* _Dataset entries_:
§

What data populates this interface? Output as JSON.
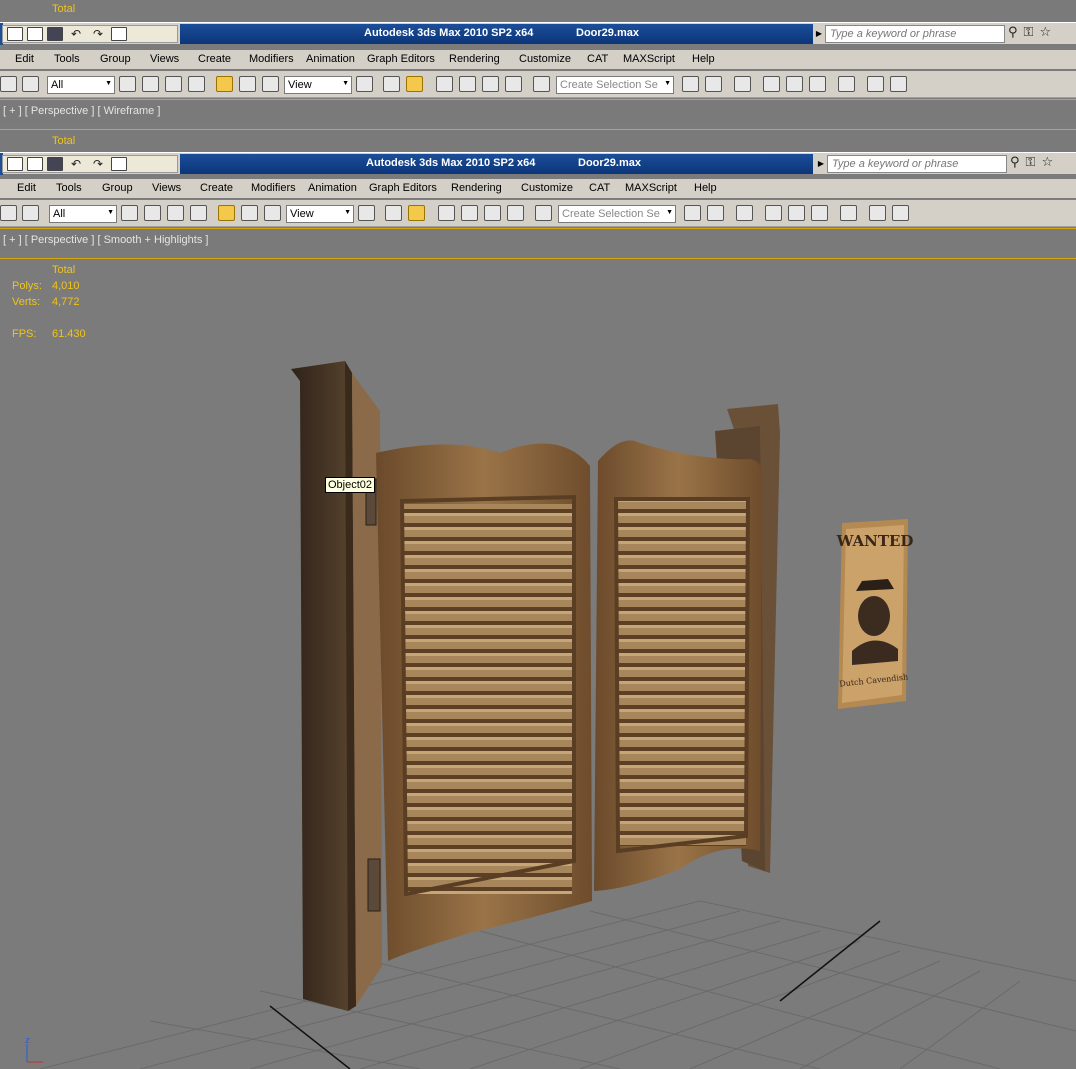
{
  "top_stats_label": "Total",
  "window": {
    "app_title": "Autodesk 3ds Max  2010 SP2 x64",
    "file_name": "Door29.max",
    "search_placeholder": "Type a keyword or phrase"
  },
  "menu": [
    "Edit",
    "Tools",
    "Group",
    "Views",
    "Create",
    "Modifiers",
    "Animation",
    "Graph Editors",
    "Rendering",
    "Customize",
    "CAT",
    "MAXScript",
    "Help"
  ],
  "toolbar": {
    "selection_filter": "All",
    "reference_coord": "View",
    "named_selection_placeholder": "Create Selection Se"
  },
  "viewport_top": {
    "label": "[ + ] [ Perspective ] [ Wireframe ]",
    "stat_label": "Total"
  },
  "viewport_main": {
    "label": "[ + ] [ Perspective ] [ Smooth + Highlights ]"
  },
  "stats": {
    "header": "Total",
    "polys_label": "Polys:",
    "polys_value": "4,010",
    "verts_label": "Verts:",
    "verts_value": "4,772",
    "fps_label": "FPS:",
    "fps_value": "61.430"
  },
  "object_tooltip": "Object02",
  "poster": {
    "headline": "WANTED",
    "name": "Dutch Cavendish"
  },
  "axis_label": "z",
  "colors": {
    "title_blue": "#0b3578",
    "stat_yellow": "#f0c419",
    "viewport_gray": "#7b7b7b",
    "active_tool": "#f4c84a"
  }
}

§

* _Goal of the exercise_:
Copy each line of the records precisely and drop any images they hold.

* _Correct result_:
What data populates this interface? Output as JSON.
{
  "top_stats_label": "Total",
  "window": {
    "app_title": "Autodesk 3ds Max  2010 SP2 x64",
    "file_name": "Door29.max",
    "search_placeholder": "Type a keyword or phrase"
  },
  "menu": [
    "Edit",
    "Tools",
    "Group",
    "Views",
    "Create",
    "Modifiers",
    "Animation",
    "Graph Editors",
    "Rendering",
    "Customize",
    "CAT",
    "MAXScript",
    "Help"
  ],
  "toolbar": {
    "selection_filter": "All",
    "reference_coord": "View",
    "named_selection_placeholder": "Create Selection Se"
  },
  "viewport_top": {
    "label": "[ + ] [ Perspective ] [ Wireframe ]",
    "stat_label": "Total"
  },
  "viewport_main": {
    "label": "[ + ] [ Perspective ] [ Smooth + Highlights ]"
  },
  "stats": {
    "header": "Total",
    "polys_label": "Polys:",
    "polys_value": "4,010",
    "verts_label": "Verts:",
    "verts_value": "4,772",
    "fps_label": "FPS:",
    "fps_value": "61.430"
  },
  "object_tooltip": "Object02",
  "poster": {
    "headline": "WANTED",
    "name": "Dutch Cavendish"
  },
  "axis_label": "z",
  "colors": {
    "title_blue": "#0b3578",
    "stat_yellow": "#f0c419",
    "viewport_gray": "#7b7b7b",
    "active_tool": "#f4c84a"
  }
}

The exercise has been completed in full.